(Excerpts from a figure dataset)
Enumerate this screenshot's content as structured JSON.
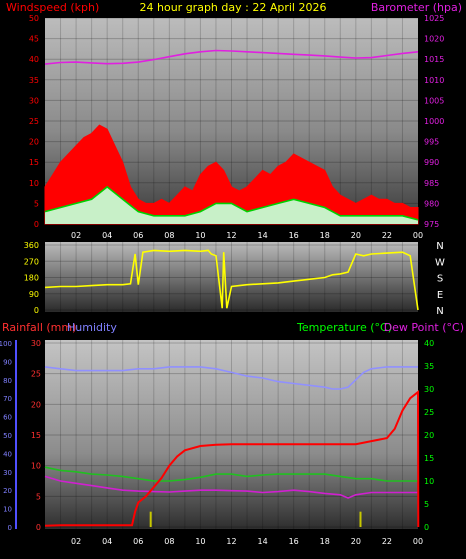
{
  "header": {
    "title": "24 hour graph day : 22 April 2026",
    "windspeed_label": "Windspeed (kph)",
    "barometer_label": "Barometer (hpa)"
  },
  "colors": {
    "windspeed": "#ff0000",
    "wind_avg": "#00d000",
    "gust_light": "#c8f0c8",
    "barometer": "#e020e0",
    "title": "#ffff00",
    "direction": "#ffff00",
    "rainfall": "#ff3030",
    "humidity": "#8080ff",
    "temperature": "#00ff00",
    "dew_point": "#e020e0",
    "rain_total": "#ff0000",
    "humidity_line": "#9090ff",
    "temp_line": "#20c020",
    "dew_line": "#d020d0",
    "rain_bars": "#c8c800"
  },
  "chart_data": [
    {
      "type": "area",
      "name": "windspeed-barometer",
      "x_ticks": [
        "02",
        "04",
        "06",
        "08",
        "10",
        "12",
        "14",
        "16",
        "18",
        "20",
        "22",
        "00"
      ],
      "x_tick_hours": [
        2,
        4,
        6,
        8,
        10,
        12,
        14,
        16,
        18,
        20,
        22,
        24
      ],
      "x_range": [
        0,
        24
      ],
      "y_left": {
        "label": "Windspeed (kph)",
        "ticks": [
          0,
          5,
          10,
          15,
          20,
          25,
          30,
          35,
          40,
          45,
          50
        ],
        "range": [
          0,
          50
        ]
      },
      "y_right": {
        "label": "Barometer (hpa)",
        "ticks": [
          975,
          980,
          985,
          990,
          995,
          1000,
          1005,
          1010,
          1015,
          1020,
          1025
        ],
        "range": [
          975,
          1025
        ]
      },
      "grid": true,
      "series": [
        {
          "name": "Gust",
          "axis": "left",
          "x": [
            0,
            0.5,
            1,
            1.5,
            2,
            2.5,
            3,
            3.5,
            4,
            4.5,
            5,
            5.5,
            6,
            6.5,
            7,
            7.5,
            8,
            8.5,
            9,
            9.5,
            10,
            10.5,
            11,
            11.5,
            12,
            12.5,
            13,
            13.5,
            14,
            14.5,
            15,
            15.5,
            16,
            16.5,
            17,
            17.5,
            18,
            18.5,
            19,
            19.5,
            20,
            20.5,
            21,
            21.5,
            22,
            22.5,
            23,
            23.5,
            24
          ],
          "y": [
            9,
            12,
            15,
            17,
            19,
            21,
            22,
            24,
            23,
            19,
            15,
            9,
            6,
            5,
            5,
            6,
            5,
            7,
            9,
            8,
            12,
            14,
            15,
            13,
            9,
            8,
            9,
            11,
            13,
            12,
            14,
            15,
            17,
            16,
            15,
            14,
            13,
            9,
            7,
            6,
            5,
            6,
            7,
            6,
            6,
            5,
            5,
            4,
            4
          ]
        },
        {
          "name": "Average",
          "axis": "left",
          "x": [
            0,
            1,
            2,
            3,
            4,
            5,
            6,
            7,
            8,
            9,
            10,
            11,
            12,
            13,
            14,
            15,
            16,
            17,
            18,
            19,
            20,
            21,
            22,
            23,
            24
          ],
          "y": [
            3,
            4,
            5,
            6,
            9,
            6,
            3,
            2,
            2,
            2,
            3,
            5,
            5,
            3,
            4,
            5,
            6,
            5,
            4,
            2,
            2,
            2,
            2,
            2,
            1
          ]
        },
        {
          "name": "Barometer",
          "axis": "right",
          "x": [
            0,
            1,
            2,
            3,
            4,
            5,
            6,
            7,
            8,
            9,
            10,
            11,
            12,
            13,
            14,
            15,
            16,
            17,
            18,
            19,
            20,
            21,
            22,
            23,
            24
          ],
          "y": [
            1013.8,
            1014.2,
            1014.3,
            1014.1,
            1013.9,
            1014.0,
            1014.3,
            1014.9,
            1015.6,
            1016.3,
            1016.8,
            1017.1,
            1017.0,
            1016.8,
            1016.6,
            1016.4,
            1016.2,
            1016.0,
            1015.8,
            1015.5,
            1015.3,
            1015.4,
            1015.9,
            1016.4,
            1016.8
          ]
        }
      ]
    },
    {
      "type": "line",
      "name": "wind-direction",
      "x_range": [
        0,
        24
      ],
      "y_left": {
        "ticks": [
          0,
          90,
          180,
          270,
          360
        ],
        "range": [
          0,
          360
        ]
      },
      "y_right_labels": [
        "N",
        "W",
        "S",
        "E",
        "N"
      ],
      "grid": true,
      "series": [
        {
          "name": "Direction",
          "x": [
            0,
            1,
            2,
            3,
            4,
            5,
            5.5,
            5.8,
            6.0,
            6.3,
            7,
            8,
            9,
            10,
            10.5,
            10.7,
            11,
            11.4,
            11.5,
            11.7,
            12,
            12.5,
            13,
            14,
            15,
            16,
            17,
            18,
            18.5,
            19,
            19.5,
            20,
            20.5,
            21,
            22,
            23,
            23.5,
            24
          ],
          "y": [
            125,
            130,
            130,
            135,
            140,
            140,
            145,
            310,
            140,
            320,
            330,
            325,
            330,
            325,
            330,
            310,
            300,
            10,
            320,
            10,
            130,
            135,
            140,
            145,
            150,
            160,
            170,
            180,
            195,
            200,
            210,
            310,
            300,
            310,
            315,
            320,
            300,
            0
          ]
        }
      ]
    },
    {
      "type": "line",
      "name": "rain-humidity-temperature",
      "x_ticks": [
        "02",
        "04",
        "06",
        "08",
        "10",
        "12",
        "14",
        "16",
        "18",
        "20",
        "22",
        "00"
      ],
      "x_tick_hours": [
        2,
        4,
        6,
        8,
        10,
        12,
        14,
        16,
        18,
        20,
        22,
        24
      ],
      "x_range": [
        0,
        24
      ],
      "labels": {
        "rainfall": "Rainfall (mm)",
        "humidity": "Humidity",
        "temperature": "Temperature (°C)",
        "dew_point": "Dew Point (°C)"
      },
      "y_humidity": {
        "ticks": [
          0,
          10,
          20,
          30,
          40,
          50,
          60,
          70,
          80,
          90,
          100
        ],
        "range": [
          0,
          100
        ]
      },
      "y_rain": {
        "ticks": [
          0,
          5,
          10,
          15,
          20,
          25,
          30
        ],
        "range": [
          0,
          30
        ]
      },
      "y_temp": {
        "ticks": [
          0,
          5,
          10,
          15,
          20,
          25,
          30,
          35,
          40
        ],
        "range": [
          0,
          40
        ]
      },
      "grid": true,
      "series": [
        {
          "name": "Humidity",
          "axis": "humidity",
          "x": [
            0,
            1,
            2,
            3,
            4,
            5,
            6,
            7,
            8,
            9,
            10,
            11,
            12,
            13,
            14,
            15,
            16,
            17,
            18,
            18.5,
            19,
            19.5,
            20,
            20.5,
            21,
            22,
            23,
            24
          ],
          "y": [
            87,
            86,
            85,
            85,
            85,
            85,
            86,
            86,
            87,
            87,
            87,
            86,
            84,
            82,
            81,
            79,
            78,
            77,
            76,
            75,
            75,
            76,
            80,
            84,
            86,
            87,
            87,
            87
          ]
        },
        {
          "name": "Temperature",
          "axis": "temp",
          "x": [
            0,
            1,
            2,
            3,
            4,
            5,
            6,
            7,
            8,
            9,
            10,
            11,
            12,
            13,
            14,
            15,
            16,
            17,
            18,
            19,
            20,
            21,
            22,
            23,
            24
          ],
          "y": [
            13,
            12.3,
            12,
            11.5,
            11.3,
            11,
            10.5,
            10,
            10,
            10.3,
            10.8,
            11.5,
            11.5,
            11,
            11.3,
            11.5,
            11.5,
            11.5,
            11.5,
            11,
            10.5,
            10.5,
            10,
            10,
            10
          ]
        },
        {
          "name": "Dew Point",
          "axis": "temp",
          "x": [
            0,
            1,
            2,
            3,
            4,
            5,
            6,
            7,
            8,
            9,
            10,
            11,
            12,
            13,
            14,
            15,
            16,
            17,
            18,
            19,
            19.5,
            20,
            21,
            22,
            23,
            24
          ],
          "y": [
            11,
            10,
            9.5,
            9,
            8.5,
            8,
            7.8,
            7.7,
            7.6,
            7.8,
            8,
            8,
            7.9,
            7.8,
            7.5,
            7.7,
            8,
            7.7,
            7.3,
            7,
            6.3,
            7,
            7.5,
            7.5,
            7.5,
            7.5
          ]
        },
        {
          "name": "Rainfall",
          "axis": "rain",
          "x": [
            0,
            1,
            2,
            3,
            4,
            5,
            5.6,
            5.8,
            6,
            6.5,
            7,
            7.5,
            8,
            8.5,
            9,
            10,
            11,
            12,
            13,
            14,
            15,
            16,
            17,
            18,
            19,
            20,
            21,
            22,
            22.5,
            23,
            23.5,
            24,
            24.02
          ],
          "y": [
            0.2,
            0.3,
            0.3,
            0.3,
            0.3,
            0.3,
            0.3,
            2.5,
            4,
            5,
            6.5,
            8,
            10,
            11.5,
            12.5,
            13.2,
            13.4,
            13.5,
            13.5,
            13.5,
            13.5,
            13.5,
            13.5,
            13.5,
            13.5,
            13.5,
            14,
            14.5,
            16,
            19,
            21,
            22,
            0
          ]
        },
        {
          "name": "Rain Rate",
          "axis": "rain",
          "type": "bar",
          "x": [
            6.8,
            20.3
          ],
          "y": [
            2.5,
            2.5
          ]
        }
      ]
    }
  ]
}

--- Problem statement ---
Copy down every line of the material above that includes the string "type".

--- Answer in full ---
      "type": "area",
      "type": "line",
      "type": "line",
          "type": "bar",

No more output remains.